Written task:
Repeat the full listing below verbatim and keep the images out.

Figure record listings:
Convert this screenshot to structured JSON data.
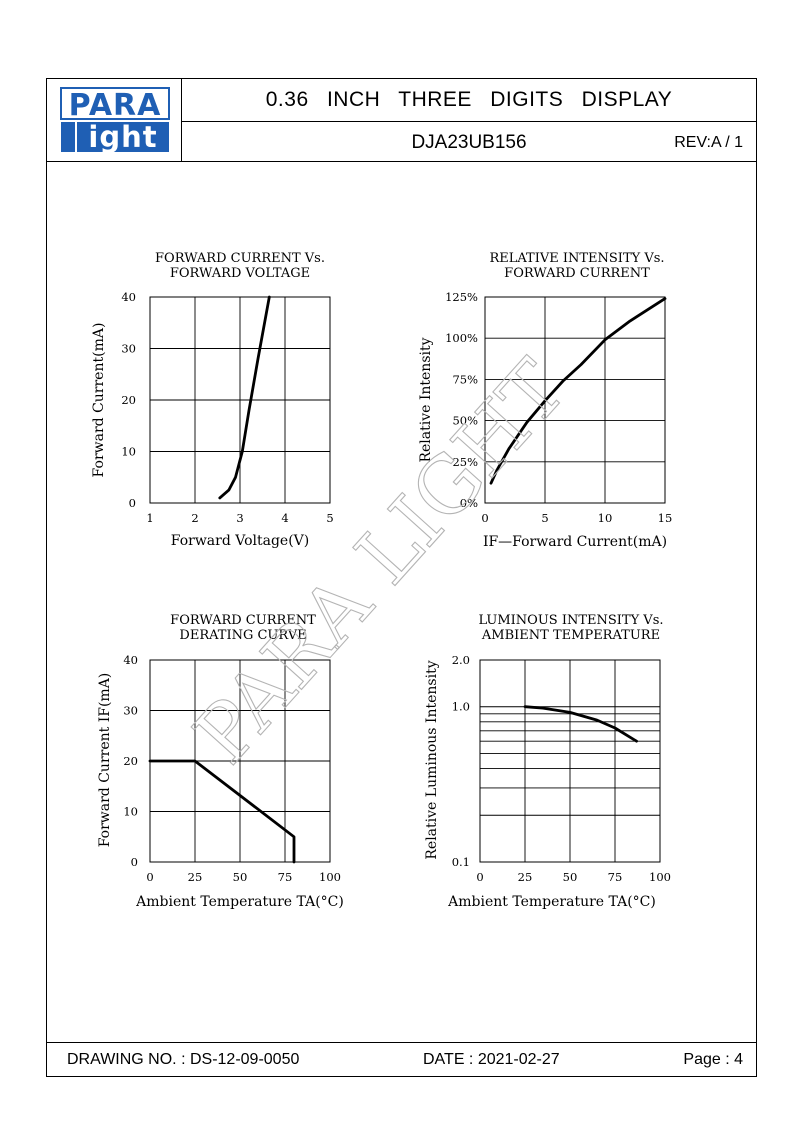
{
  "header": {
    "logo_top": "PARA",
    "logo_bottom": "ight",
    "title": "0.36 INCH THREE DIGITS DISPLAY",
    "part_number": "DJA23UB156",
    "revision": "REV:A / 1"
  },
  "watermark": "PARA LIGHT",
  "footer": {
    "drawing_no": "DRAWING NO. : DS-12-09-0050",
    "date": "DATE : 2021-02-27",
    "page": "Page : 4"
  },
  "colors": {
    "line": "#000000",
    "logo_blue": "#1f5fb4",
    "watermark": "#b4b4b4"
  },
  "chart_data": [
    {
      "type": "line",
      "title": "FORWARD  CURRENT  Vs.",
      "subtitle": "FORWARD  VOLTAGE",
      "xlabel": "Forward  Voltage(V)",
      "ylabel": "Forward  Current(mA)",
      "xlim": [
        1,
        5
      ],
      "ylim": [
        0,
        40
      ],
      "x_ticks": [
        "1",
        "2",
        "3",
        "4",
        "5"
      ],
      "y_ticks": [
        "0",
        "10",
        "20",
        "30",
        "40"
      ],
      "grid": true,
      "series": [
        {
          "x": [
            2.55,
            2.75,
            2.9,
            3.05,
            3.2,
            3.4,
            3.65
          ],
          "y": [
            1,
            2.5,
            5,
            10,
            18,
            28,
            40
          ]
        }
      ]
    },
    {
      "type": "line",
      "title": "RELATIVE  INTENSITY  Vs.",
      "subtitle": "FORWARD  CURRENT",
      "xlabel": "IF—Forward  Current(mA)",
      "ylabel": "Relative  Intensity",
      "xlim": [
        0,
        15
      ],
      "ylim": [
        0,
        125
      ],
      "x_ticks": [
        "0",
        "5",
        "10",
        "15"
      ],
      "y_ticks": [
        "0%",
        "25%",
        "50%",
        "75%",
        "100%",
        "125%"
      ],
      "grid": true,
      "series": [
        {
          "x": [
            0.5,
            1,
            2,
            3.5,
            5,
            6.5,
            8,
            10,
            12,
            15
          ],
          "y": [
            12,
            20,
            33,
            49,
            62,
            74,
            84,
            99,
            110,
            124
          ]
        }
      ]
    },
    {
      "type": "line",
      "title": "FORWARD  CURRENT",
      "subtitle": "DERATING  CURVE",
      "xlabel": "Ambient  Temperature  TA(°C)",
      "ylabel": "Forward  Current  IF(mA)",
      "xlim": [
        0,
        100
      ],
      "ylim": [
        0,
        40
      ],
      "x_ticks": [
        "0",
        "25",
        "50",
        "75",
        "100"
      ],
      "y_ticks": [
        "0",
        "10",
        "20",
        "30",
        "40"
      ],
      "grid": true,
      "series": [
        {
          "x": [
            0,
            25,
            80,
            80
          ],
          "y": [
            20,
            20,
            5,
            0
          ]
        }
      ]
    },
    {
      "type": "line",
      "title": "LUMINOUS  INTENSITY  Vs.",
      "subtitle": "AMBIENT  TEMPERATURE",
      "xlabel": "Ambient  Temperature  TA(°C)",
      "ylabel": "Relative  Luminous  Intensity",
      "xlim": [
        0,
        100
      ],
      "ylim": [
        0.1,
        2.0
      ],
      "yscale": "log",
      "x_ticks": [
        "0",
        "25",
        "50",
        "75",
        "100"
      ],
      "y_ticks": [
        "0.1",
        "1.0",
        "2.0"
      ],
      "grid": true,
      "series": [
        {
          "x": [
            25,
            35,
            50,
            65,
            75,
            87
          ],
          "y": [
            1.0,
            0.98,
            0.92,
            0.82,
            0.73,
            0.6
          ]
        }
      ]
    }
  ]
}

Result for this exercise:
Convert this screenshot to structured JSON data.
{
  "header": {
    "logo_top": "PARA",
    "logo_bottom": "ight",
    "title": "0.36 INCH THREE DIGITS DISPLAY",
    "part_number": "DJA23UB156",
    "revision": "REV:A / 1"
  },
  "watermark": "PARA LIGHT",
  "footer": {
    "drawing_no": "DRAWING NO. : DS-12-09-0050",
    "date": "DATE : 2021-02-27",
    "page": "Page : 4"
  },
  "colors": {
    "line": "#000000",
    "logo_blue": "#1f5fb4",
    "watermark": "#b4b4b4"
  },
  "chart_data": [
    {
      "type": "line",
      "title": "FORWARD  CURRENT  Vs.",
      "subtitle": "FORWARD  VOLTAGE",
      "xlabel": "Forward  Voltage(V)",
      "ylabel": "Forward  Current(mA)",
      "xlim": [
        1,
        5
      ],
      "ylim": [
        0,
        40
      ],
      "x_ticks": [
        "1",
        "2",
        "3",
        "4",
        "5"
      ],
      "y_ticks": [
        "0",
        "10",
        "20",
        "30",
        "40"
      ],
      "grid": true,
      "series": [
        {
          "x": [
            2.55,
            2.75,
            2.9,
            3.05,
            3.2,
            3.4,
            3.65
          ],
          "y": [
            1,
            2.5,
            5,
            10,
            18,
            28,
            40
          ]
        }
      ]
    },
    {
      "type": "line",
      "title": "RELATIVE  INTENSITY  Vs.",
      "subtitle": "FORWARD  CURRENT",
      "xlabel": "IF—Forward  Current(mA)",
      "ylabel": "Relative  Intensity",
      "xlim": [
        0,
        15
      ],
      "ylim": [
        0,
        125
      ],
      "x_ticks": [
        "0",
        "5",
        "10",
        "15"
      ],
      "y_ticks": [
        "0%",
        "25%",
        "50%",
        "75%",
        "100%",
        "125%"
      ],
      "grid": true,
      "series": [
        {
          "x": [
            0.5,
            1,
            2,
            3.5,
            5,
            6.5,
            8,
            10,
            12,
            15
          ],
          "y": [
            12,
            20,
            33,
            49,
            62,
            74,
            84,
            99,
            110,
            124
          ]
        }
      ]
    },
    {
      "type": "line",
      "title": "FORWARD  CURRENT",
      "subtitle": "DERATING  CURVE",
      "xlabel": "Ambient  Temperature  TA(°C)",
      "ylabel": "Forward  Current  IF(mA)",
      "xlim": [
        0,
        100
      ],
      "ylim": [
        0,
        40
      ],
      "x_ticks": [
        "0",
        "25",
        "50",
        "75",
        "100"
      ],
      "y_ticks": [
        "0",
        "10",
        "20",
        "30",
        "40"
      ],
      "grid": true,
      "series": [
        {
          "x": [
            0,
            25,
            80,
            80
          ],
          "y": [
            20,
            20,
            5,
            0
          ]
        }
      ]
    },
    {
      "type": "line",
      "title": "LUMINOUS  INTENSITY  Vs.",
      "subtitle": "AMBIENT  TEMPERATURE",
      "xlabel": "Ambient  Temperature  TA(°C)",
      "ylabel": "Relative  Luminous  Intensity",
      "xlim": [
        0,
        100
      ],
      "ylim": [
        0.1,
        2.0
      ],
      "yscale": "log",
      "x_ticks": [
        "0",
        "25",
        "50",
        "75",
        "100"
      ],
      "y_ticks": [
        "0.1",
        "1.0",
        "2.0"
      ],
      "grid": true,
      "series": [
        {
          "x": [
            25,
            35,
            50,
            65,
            75,
            87
          ],
          "y": [
            1.0,
            0.98,
            0.92,
            0.82,
            0.73,
            0.6
          ]
        }
      ]
    }
  ]
}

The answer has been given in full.